▽

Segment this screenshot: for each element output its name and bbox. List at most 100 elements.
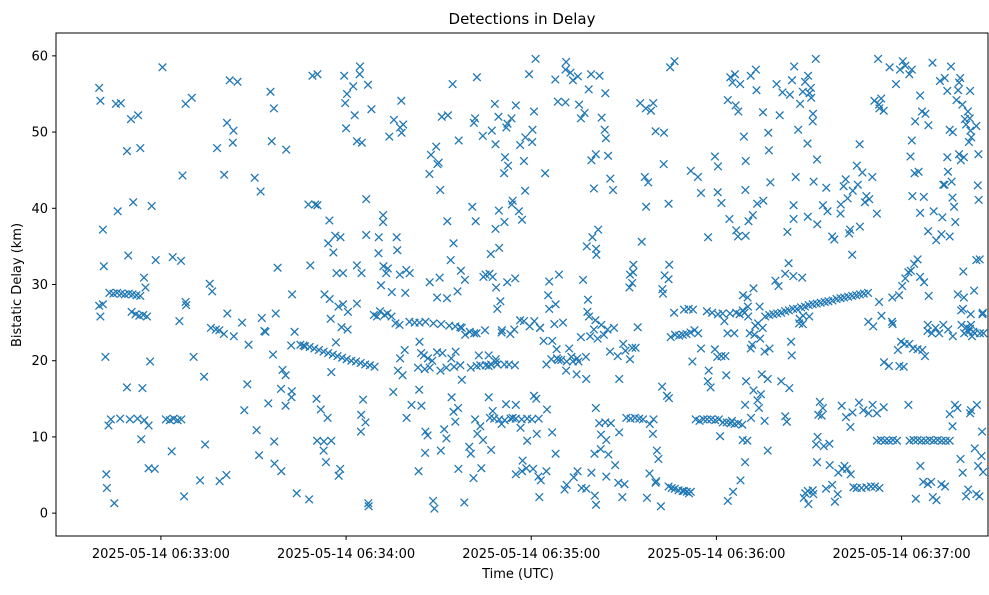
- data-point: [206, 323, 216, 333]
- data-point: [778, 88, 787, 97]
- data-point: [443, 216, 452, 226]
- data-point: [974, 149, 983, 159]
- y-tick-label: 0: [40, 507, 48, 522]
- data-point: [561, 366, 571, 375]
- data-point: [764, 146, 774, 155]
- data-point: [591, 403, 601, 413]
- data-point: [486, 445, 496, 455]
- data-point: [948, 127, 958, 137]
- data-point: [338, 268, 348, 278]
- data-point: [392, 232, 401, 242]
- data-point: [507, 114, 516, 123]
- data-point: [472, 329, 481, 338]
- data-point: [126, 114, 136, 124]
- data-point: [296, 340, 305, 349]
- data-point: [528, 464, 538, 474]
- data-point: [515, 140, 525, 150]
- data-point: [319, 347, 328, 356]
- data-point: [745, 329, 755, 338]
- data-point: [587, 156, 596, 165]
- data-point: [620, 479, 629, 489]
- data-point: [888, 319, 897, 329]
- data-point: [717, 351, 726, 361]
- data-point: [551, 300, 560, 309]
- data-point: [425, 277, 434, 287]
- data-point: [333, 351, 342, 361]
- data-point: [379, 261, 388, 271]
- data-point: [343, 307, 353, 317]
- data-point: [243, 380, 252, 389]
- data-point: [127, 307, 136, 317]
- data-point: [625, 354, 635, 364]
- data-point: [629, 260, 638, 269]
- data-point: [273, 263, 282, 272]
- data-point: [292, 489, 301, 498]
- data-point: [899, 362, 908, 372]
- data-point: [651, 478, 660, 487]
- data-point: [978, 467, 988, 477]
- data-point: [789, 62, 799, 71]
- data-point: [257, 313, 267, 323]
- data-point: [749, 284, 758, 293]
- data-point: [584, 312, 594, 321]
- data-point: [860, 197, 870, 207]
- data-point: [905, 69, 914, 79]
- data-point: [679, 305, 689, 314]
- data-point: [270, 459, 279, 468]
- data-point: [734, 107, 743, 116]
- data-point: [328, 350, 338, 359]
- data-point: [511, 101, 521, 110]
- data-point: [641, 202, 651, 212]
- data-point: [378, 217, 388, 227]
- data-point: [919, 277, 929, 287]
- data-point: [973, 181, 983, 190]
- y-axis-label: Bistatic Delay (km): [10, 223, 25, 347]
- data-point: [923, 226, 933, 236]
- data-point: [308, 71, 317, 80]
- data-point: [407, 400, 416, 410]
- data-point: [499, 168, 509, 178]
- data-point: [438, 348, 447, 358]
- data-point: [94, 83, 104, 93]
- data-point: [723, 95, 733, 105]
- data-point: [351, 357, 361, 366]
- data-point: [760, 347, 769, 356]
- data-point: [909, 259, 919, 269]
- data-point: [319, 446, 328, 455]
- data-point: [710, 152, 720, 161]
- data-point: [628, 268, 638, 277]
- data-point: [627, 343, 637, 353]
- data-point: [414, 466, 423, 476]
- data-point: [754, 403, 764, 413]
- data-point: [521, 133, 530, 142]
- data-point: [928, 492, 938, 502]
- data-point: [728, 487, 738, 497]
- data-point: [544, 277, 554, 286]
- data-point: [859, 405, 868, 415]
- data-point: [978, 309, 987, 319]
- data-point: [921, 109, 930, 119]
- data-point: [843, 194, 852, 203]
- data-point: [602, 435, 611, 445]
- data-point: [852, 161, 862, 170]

△

Objective
Express every line of the records above as a Markdown table with columns "Row" and "Line," numbering the rows and omitting blank lines. Leave the pictures out of the table.

Complete output
| Row | Line |
|---|---|
| 1 | Segment this screenshot: for each element output its name and bbox. List at most 100 elements. |
| 2 | - data-point: [206, 323, 216, 333] |
| 3 | - data-point: [778, 88, 787, 97] |
| 4 | - data-point: [443, 216, 452, 226] |
| 5 | - data-point: [974, 149, 983, 159] |
| 6 | - y-tick-label: 0: [40, 507, 48, 522] |
| 7 | - data-point: [561, 366, 571, 375] |
| 8 | - data-point: [764, 146, 774, 155] |
| 9 | - data-point: [591, 403, 601, 413] |
| 10 | - data-point: [486, 445, 496, 455] |
| 11 | - data-point: [948, 127, 958, 137] |
| 12 | - data-point: [338, 268, 348, 278] |
| 13 | - data-point: [392, 232, 401, 242] |
| 14 | - data-point: [507, 114, 516, 123] |
| 15 | - data-point: [472, 329, 481, 338] |
| 16 | - data-point: [126, 114, 136, 124] |
| 17 | - data-point: [296, 340, 305, 349] |
| 18 | - data-point: [528, 464, 538, 474] |
| 19 | - data-point: [515, 140, 525, 150] |
| 20 | - data-point: [319, 347, 328, 356] |
| 21 | - data-point: [745, 329, 755, 338] |
| 22 | - data-point: [587, 156, 596, 165] |
| 23 | - data-point: [620, 479, 629, 489] |
| 24 | - data-point: [888, 319, 897, 329] |
| 25 | - data-point: [717, 351, 726, 361] |
| 26 | - data-point: [551, 300, 560, 309] |
| 27 | - data-point: [425, 277, 434, 287] |
| 28 | - data-point: [333, 351, 342, 361] |
| 29 | - data-point: [379, 261, 388, 271] |
| 30 | - data-point: [343, 307, 353, 317] |
| 31 | - data-point: [243, 380, 252, 389] |
| 32 | - data-point: [127, 307, 136, 317] |
| 33 | - data-point: [625, 354, 635, 364] |
| 34 | - data-point: [629, 260, 638, 269] |
| 35 | - data-point: [273, 263, 282, 272] |
| 36 | - data-point: [292, 489, 301, 498] |
| 37 | - data-point: [899, 362, 908, 372] |
| 38 | - data-point: [651, 478, 660, 487] |
| 39 | - data-point: [978, 467, 988, 477] |
| 40 | - data-point: [789, 62, 799, 71] |
| 41 | - data-point: [257, 313, 267, 323] |
| 42 | - data-point: [749, 284, 758, 293] |
| 43 | - data-point: [584, 312, 594, 321] |
| 44 | - data-point: [860, 197, 870, 207] |
| 45 | - data-point: [905, 69, 914, 79] |
| 46 | - data-point: [679, 305, 689, 314] |
| 47 | - data-point: [270, 459, 279, 468] |
| 48 | - data-point: [734, 107, 743, 116] |
| 49 | - data-point: [328, 350, 338, 359] |
| 50 | - data-point: [511, 101, 521, 110] |
| 51 | - data-point: [641, 202, 651, 212] |
| 52 | - data-point: [378, 217, 388, 227] |
| 53 | - data-point: [919, 277, 929, 287] |
| 54 | - data-point: [973, 181, 983, 190] |
| 55 | - y-axis-label: Bistatic Delay (km): [10, 223, 25, 347] |
| 56 | - data-point: [923, 226, 933, 236] |
| 57 | - data-point: [308, 71, 317, 80] |
| 58 | - data-point: [407, 400, 416, 410] |
| 59 | - data-point: [499, 168, 509, 178] |
| 60 | - data-point: [438, 348, 447, 358] |
| 61 | - data-point: [94, 83, 104, 93] |
| 62 | - data-point: [723, 95, 733, 105] |
| 63 | - data-point: [351, 357, 361, 366] |
| 64 | - data-point: [760, 347, 769, 356] |
| 65 | - data-point: [909, 259, 919, 269] |
| 66 | - data-point: [319, 446, 328, 455] |
| 67 | - data-point: [710, 152, 720, 161] |
| 68 | - data-point: [628, 268, 638, 277] |
| 69 | - data-point: [627, 343, 637, 353] |
| 70 | - data-point: [414, 466, 423, 476] |
| 71 | - data-point: [754, 403, 764, 413] |
| 72 | - data-point: [521, 133, 530, 142] |
| 73 | - data-point: [928, 492, 938, 502] |
| 74 | - data-point: [728, 487, 738, 497] |
| 75 | - data-point: [544, 277, 554, 286] |
| 76 | - data-point: [859, 405, 868, 415] |
| 77 | - data-point: [978, 309, 987, 319] |
| 78 | - data-point: [921, 109, 930, 119] |
| 79 | - data-point: [843, 194, 852, 203] |
| 80 | - data-point: [602, 435, 611, 445] |
| 81 | - data-point: [852, 161, 862, 170] |